Copy out each line in the material below that has the word "this".

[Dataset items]
━━━━━━━━━━━━━━━━━━━━

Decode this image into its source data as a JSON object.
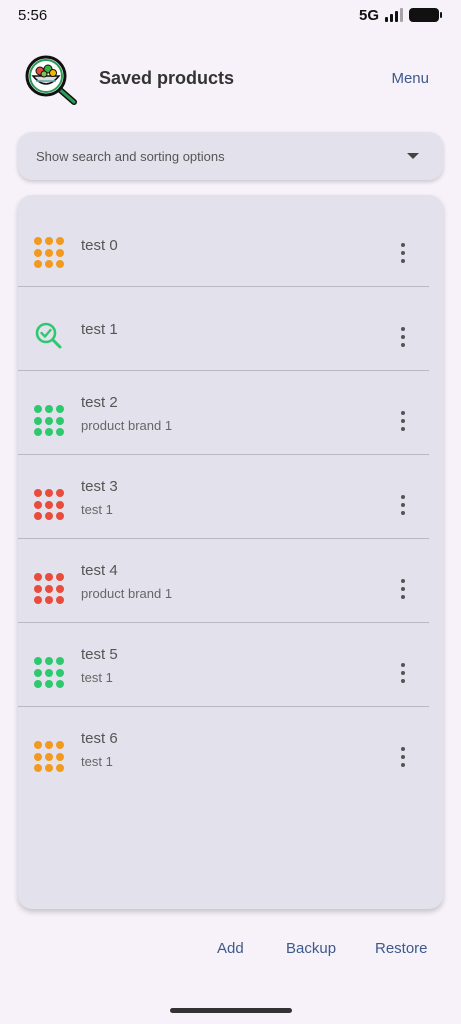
{
  "status_bar": {
    "time": "5:56",
    "network": "5G"
  },
  "header": {
    "title": "Saved products",
    "menu_label": "Menu"
  },
  "search": {
    "label": "Show search and sorting options"
  },
  "colors": {
    "orange": "#f29a1f",
    "green": "#2ec96f",
    "red": "#e74c3c",
    "accent": "#3d5a8a"
  },
  "products": [
    {
      "title": "test 0",
      "subtitle": "",
      "icon": "grid-dots-icon",
      "color": "#f29a1f"
    },
    {
      "title": "test 1",
      "subtitle": "",
      "icon": "search-check-icon",
      "color": "#2ec96f"
    },
    {
      "title": "test 2",
      "subtitle": "product brand 1",
      "icon": "grid-dots-icon",
      "color": "#2ec96f"
    },
    {
      "title": "test 3",
      "subtitle": "test 1",
      "icon": "grid-dots-icon",
      "color": "#e74c3c"
    },
    {
      "title": "test 4",
      "subtitle": "product brand 1",
      "icon": "grid-dots-icon",
      "color": "#e74c3c"
    },
    {
      "title": "test 5",
      "subtitle": "test 1",
      "icon": "grid-dots-icon",
      "color": "#2ec96f"
    },
    {
      "title": "test 6",
      "subtitle": "test 1",
      "icon": "grid-dots-icon",
      "color": "#f29a1f"
    }
  ],
  "actions": {
    "add": "Add",
    "backup": "Backup",
    "restore": "Restore"
  }
}
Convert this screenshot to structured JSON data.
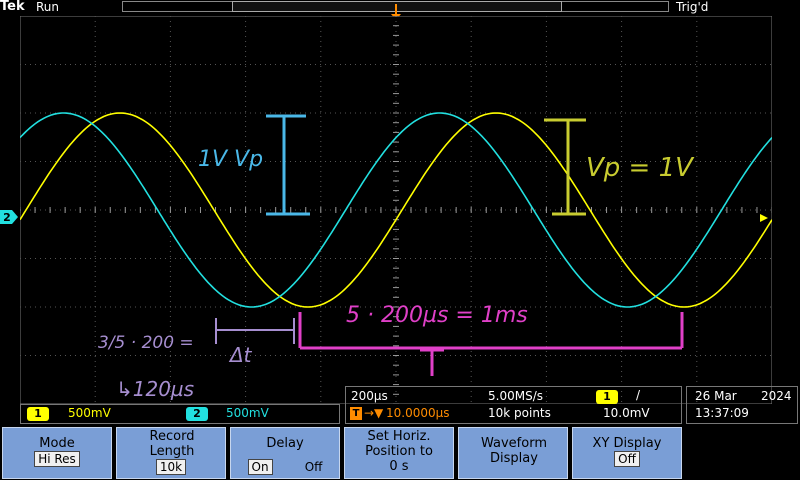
{
  "header": {
    "brand": "Tek",
    "run_state": "Run",
    "trigger_state": "Trig'd",
    "trigger_marker": "T"
  },
  "markers": {
    "ch2_ground": "2"
  },
  "channels": [
    {
      "number": "1",
      "scale": "500mV",
      "color": "#ffff00"
    },
    {
      "number": "2",
      "scale": "500mV",
      "color": "#22e0e0"
    }
  ],
  "horizontal": {
    "time_div": "200µs",
    "sample_rate": "5.00MS/s",
    "trigger_source": "1",
    "trigger_slope": "/",
    "trigger_position_prefix": "T",
    "trigger_position": "10.0000µs",
    "record_points": "10k points",
    "trigger_level": "10.0mV"
  },
  "datetime": {
    "date_day_month": "26 Mar",
    "year": "2024",
    "time": "13:37:09"
  },
  "annotations": {
    "cyan_label": "1V Vp",
    "yellow_label": "Vp = 1V",
    "period_eq": "5 · 200µs = 1ms",
    "period_symbol": "T",
    "phase_calc": "3/5 · 200 =",
    "phase_result": "↳120µs",
    "delta_t": "Δt"
  },
  "softkeys": [
    {
      "title": "Mode",
      "value": "Hi Res"
    },
    {
      "title": "Record Length",
      "value": "10k"
    },
    {
      "title": "Delay",
      "value_on": "On",
      "value_off": "Off"
    },
    {
      "title": "Set Horiz. Position to 0 s"
    },
    {
      "title": "Waveform Display"
    },
    {
      "title": "XY Display",
      "value": "Off"
    }
  ],
  "colors": {
    "ch1": "#ffff00",
    "ch2": "#22e0e0",
    "annotation_magenta": "#e040c8",
    "annotation_cyan": "#4ab8e8",
    "annotation_yellow": "#c8cc30",
    "annotation_purple": "#a68ed0",
    "softkey": "#7a9ed6",
    "trigger_orange": "#ff8c00"
  }
}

━━━━━━━━━━━━━━━━━━━━

*WRITTEN RESPONSE:*
Decode this image into its source data as a JSON object.
Convert this screenshot to structured JSON data.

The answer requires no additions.